##### Information supplied

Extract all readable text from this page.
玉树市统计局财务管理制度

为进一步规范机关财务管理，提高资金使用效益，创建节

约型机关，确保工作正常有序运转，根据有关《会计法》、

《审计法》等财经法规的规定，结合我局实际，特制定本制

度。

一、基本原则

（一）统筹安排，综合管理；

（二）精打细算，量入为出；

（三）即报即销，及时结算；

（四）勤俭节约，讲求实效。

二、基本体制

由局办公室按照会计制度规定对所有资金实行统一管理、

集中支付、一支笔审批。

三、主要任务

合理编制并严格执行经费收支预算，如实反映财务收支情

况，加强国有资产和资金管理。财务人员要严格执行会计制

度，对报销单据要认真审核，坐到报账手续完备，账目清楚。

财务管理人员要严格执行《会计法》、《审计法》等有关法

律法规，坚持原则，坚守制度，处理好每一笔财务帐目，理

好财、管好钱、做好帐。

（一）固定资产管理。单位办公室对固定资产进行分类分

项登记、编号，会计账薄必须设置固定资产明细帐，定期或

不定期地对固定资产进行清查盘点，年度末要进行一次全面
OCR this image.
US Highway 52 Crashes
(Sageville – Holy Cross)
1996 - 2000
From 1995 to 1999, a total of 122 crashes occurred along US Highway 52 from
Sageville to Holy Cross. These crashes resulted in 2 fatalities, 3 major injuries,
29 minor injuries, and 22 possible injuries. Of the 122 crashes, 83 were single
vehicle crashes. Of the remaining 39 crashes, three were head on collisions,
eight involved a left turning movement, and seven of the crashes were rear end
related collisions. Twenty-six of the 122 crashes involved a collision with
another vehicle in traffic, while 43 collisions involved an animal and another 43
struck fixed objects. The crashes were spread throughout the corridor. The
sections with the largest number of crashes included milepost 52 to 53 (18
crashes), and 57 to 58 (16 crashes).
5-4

##########

What to work on: Write the data out again in full and exactly.

Exercise answer:
Extract all readable text from this page.
玉树市统计局财务管理制度

为进一步规范机关财务管理，提高资金使用效益，创建节

约型机关，确保工作正常有序运转，根据有关《会计法》、

《审计法》等财经法规的规定，结合我局实际，特制定本制

度。

一、基本原则

（一）统筹安排，综合管理；

（二）精打细算，量入为出；

（三）即报即销，及时结算；

（四）勤俭节约，讲求实效。

二、基本体制

由局办公室按照会计制度规定对所有资金实行统一管理、

集中支付、一支笔审批。

三、主要任务

合理编制并严格执行经费收支预算，如实反映财务收支情

况，加强国有资产和资金管理。财务人员要严格执行会计制

度，对报销单据要认真审核，坐到报账手续完备，账目清楚。

财务管理人员要严格执行《会计法》、《审计法》等有关法

律法规，坚持原则，坚守制度，处理好每一笔财务帐目，理

好财、管好钱、做好帐。

（一）固定资产管理。单位办公室对固定资产进行分类分

项登记、编号，会计账薄必须设置固定资产明细帐，定期或

不定期地对固定资产进行清查盘点，年度末要进行一次全面
OCR this image.
US Highway 52 Crashes
(Sageville – Holy Cross)
1996 - 2000
From 1995 to 1999, a total of 122 crashes occurred along US Highway 52 from
Sageville to Holy Cross. These crashes resulted in 2 fatalities, 3 major injuries,
29 minor injuries, and 22 possible injuries. Of the 122 crashes, 83 were single
vehicle crashes. Of the remaining 39 crashes, three were head on collisions,
eight involved a left turning movement, and seven of the crashes were rear end
related collisions. Twenty-six of the 122 crashes involved a collision with
another vehicle in traffic, while 43 collisions involved an animal and another 43
struck fixed objects. The crashes were spread throughout the corridor. The
sections with the largest number of crashes included milepost 52 to 53 (18
crashes), and 57 to 58 (16 crashes).
5-4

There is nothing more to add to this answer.